[Stored records]
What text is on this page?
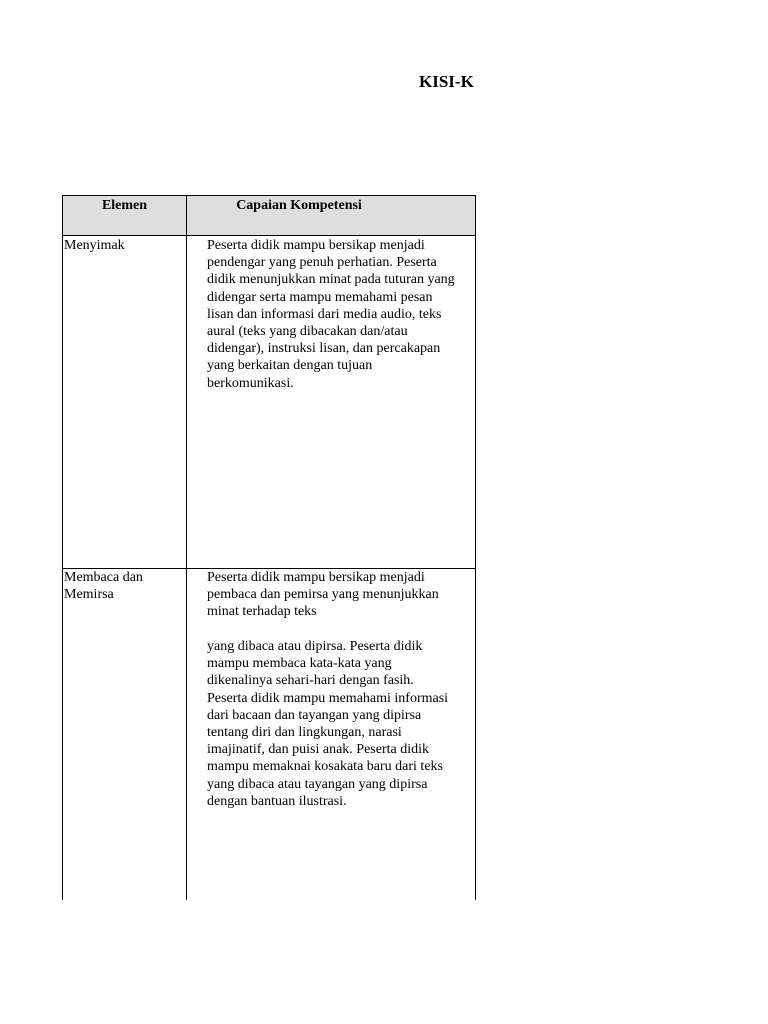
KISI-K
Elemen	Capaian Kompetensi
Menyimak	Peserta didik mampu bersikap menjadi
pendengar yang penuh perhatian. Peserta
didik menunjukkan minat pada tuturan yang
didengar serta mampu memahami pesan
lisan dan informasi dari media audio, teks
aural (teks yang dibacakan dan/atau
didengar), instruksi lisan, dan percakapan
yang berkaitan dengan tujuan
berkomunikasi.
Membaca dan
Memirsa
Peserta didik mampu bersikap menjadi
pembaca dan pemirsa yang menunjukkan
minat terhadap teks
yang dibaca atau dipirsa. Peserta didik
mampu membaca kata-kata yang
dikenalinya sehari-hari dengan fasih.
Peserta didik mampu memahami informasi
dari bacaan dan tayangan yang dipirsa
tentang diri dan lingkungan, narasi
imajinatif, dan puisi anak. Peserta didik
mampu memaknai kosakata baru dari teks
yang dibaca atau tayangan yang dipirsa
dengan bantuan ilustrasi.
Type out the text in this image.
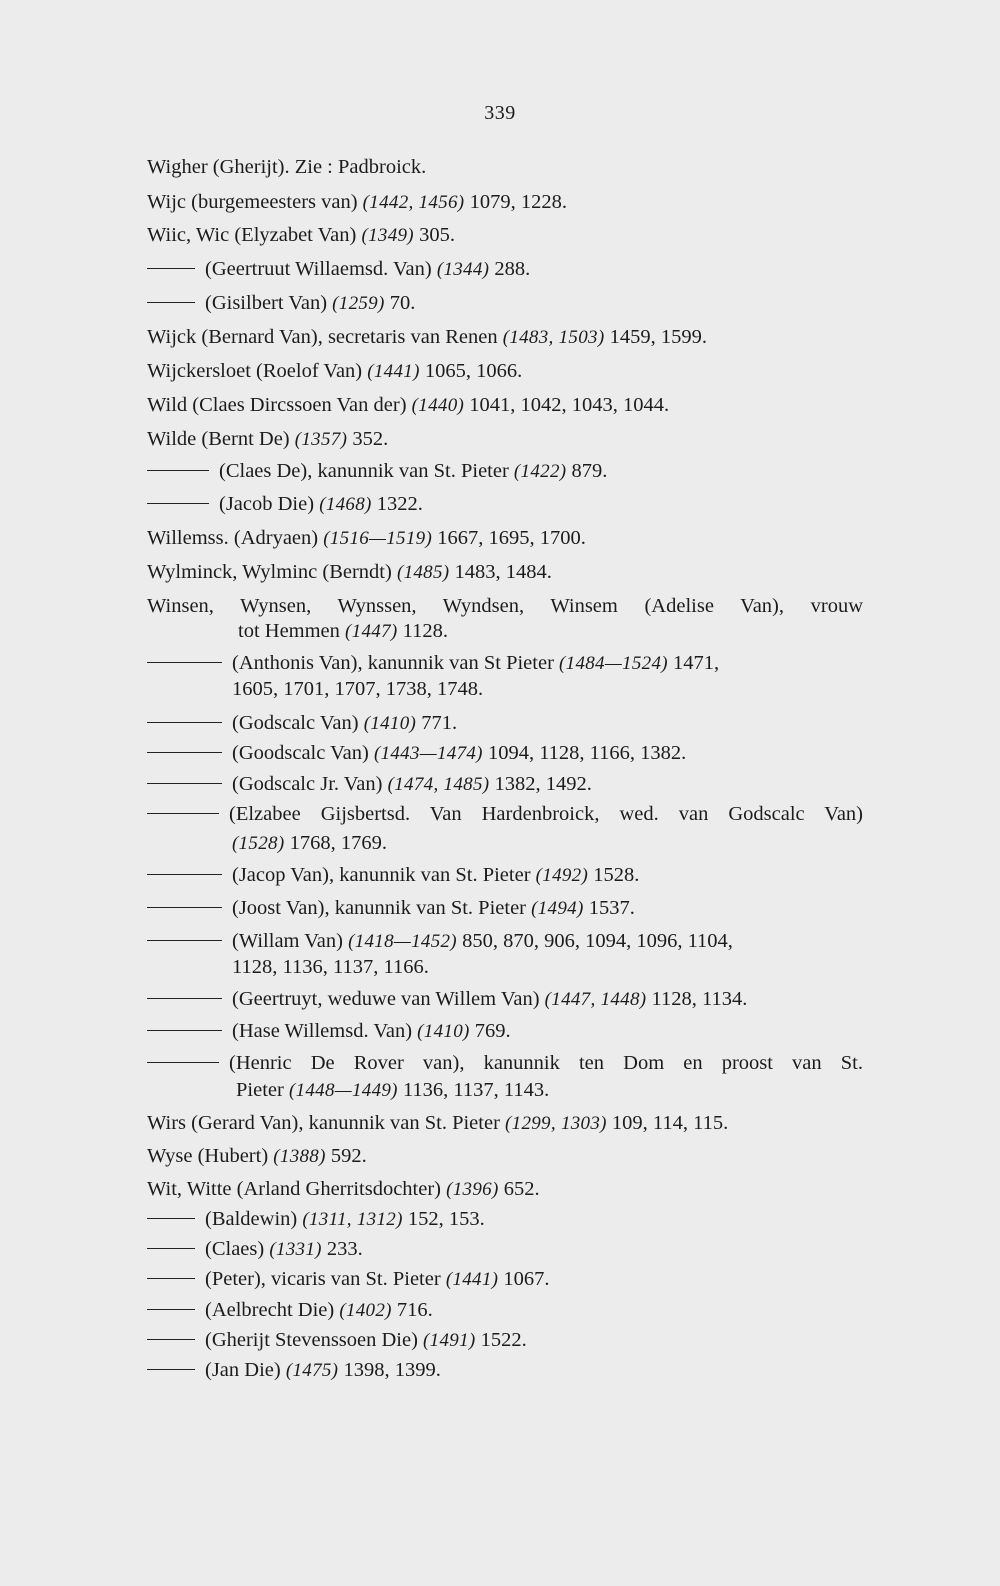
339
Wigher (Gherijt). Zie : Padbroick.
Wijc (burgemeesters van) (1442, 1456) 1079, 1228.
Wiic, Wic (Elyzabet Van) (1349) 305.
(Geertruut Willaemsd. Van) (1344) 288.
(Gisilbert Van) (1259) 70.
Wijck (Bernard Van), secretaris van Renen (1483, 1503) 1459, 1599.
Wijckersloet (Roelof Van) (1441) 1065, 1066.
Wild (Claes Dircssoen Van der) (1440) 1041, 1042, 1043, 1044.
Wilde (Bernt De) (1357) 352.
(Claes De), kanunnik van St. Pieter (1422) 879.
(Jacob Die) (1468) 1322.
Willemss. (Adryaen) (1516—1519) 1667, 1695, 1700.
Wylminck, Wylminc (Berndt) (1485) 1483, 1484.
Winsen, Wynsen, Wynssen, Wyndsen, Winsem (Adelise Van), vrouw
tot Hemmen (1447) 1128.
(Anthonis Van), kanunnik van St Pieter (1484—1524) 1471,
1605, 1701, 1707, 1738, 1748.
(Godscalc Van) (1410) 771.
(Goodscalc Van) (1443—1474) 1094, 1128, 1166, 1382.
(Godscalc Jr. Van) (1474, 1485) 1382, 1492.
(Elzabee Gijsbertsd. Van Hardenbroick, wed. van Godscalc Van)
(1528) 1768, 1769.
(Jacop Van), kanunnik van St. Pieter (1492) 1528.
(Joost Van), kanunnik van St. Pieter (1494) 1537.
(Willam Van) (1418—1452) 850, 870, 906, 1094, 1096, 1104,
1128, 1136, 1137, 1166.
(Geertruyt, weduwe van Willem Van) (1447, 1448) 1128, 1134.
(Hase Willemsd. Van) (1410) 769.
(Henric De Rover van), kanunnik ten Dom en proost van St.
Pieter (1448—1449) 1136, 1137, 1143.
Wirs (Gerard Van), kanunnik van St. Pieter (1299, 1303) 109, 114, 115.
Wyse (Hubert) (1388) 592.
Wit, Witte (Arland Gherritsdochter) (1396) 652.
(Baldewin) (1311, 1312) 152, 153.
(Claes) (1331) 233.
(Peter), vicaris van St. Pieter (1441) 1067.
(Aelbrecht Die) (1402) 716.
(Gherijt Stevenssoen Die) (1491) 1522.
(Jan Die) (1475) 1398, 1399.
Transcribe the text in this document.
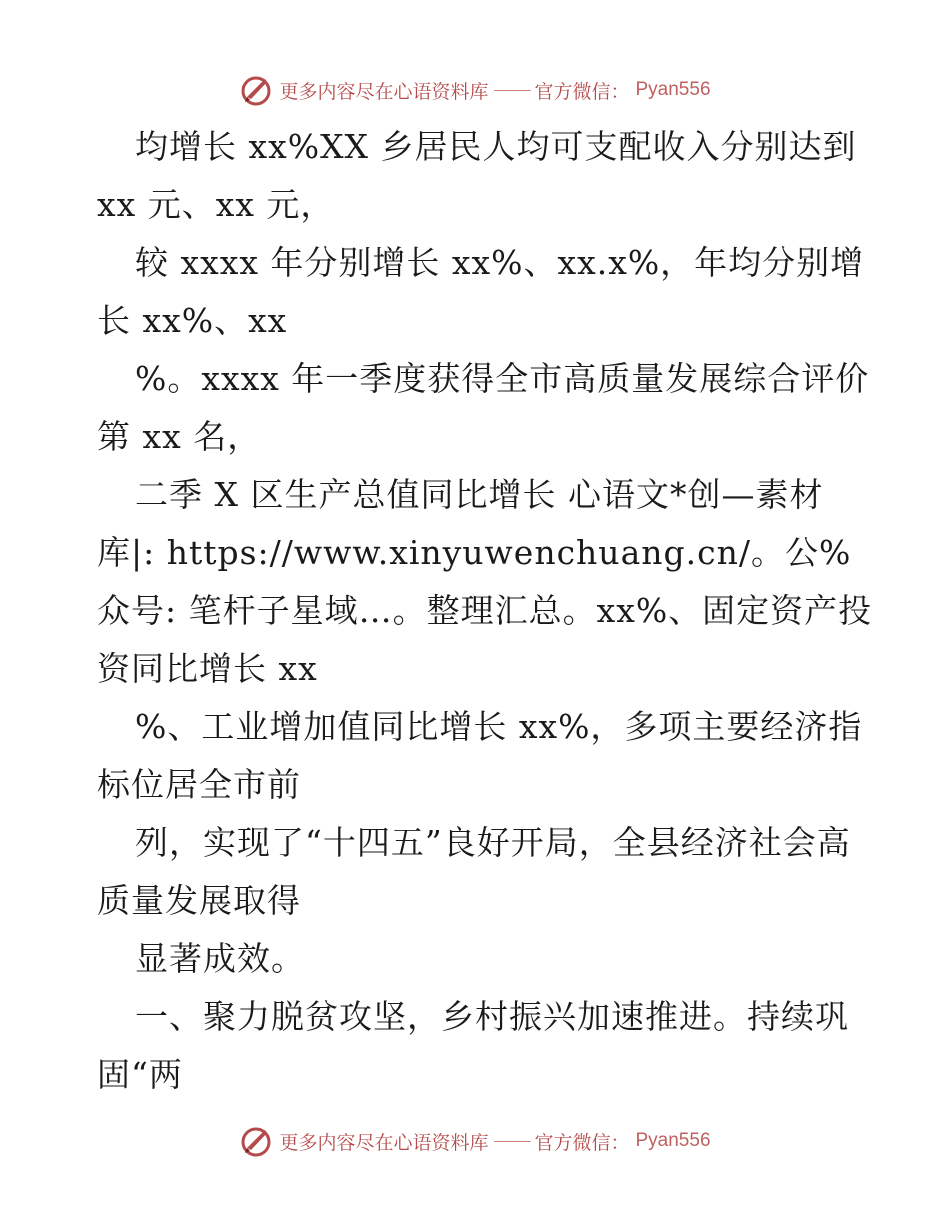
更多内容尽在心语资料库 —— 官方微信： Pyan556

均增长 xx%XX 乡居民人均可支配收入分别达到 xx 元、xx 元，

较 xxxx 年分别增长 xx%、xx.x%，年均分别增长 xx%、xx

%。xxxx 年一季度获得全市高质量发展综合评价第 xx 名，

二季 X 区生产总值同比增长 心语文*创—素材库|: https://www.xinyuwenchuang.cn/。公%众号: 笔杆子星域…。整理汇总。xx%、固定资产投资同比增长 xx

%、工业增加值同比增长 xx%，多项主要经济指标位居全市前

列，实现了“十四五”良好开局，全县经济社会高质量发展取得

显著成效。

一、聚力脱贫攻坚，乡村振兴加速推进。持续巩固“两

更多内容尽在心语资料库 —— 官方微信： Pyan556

[THE REQUEST]
Leave the pictures out. Extract exactly the lines running from the one with "Transcribe the text in this document." through the last entry, both ends included.

[WRITTEN ANSWER]
Transcribe the text in this document.
更多内容尽在心语资料库 —— 官方微信： Pyan556

均增长 xx%XX 乡居民人均可支配收入分别达到 xx 元、xx 元，

较 xxxx 年分别增长 xx%、xx.x%，年均分别增长 xx%、xx

%。xxxx 年一季度获得全市高质量发展综合评价第 xx 名，

二季 X 区生产总值同比增长 心语文*创—素材库|: https://www.xinyuwenchuang.cn/。公%众号: 笔杆子星域…。整理汇总。xx%、固定资产投资同比增长 xx

%、工业增加值同比增长 xx%，多项主要经济指标位居全市前

列，实现了“十四五”良好开局，全县经济社会高质量发展取得

显著成效。

一、聚力脱贫攻坚，乡村振兴加速推进。持续巩固“两

更多内容尽在心语资料库 —— 官方微信： Pyan556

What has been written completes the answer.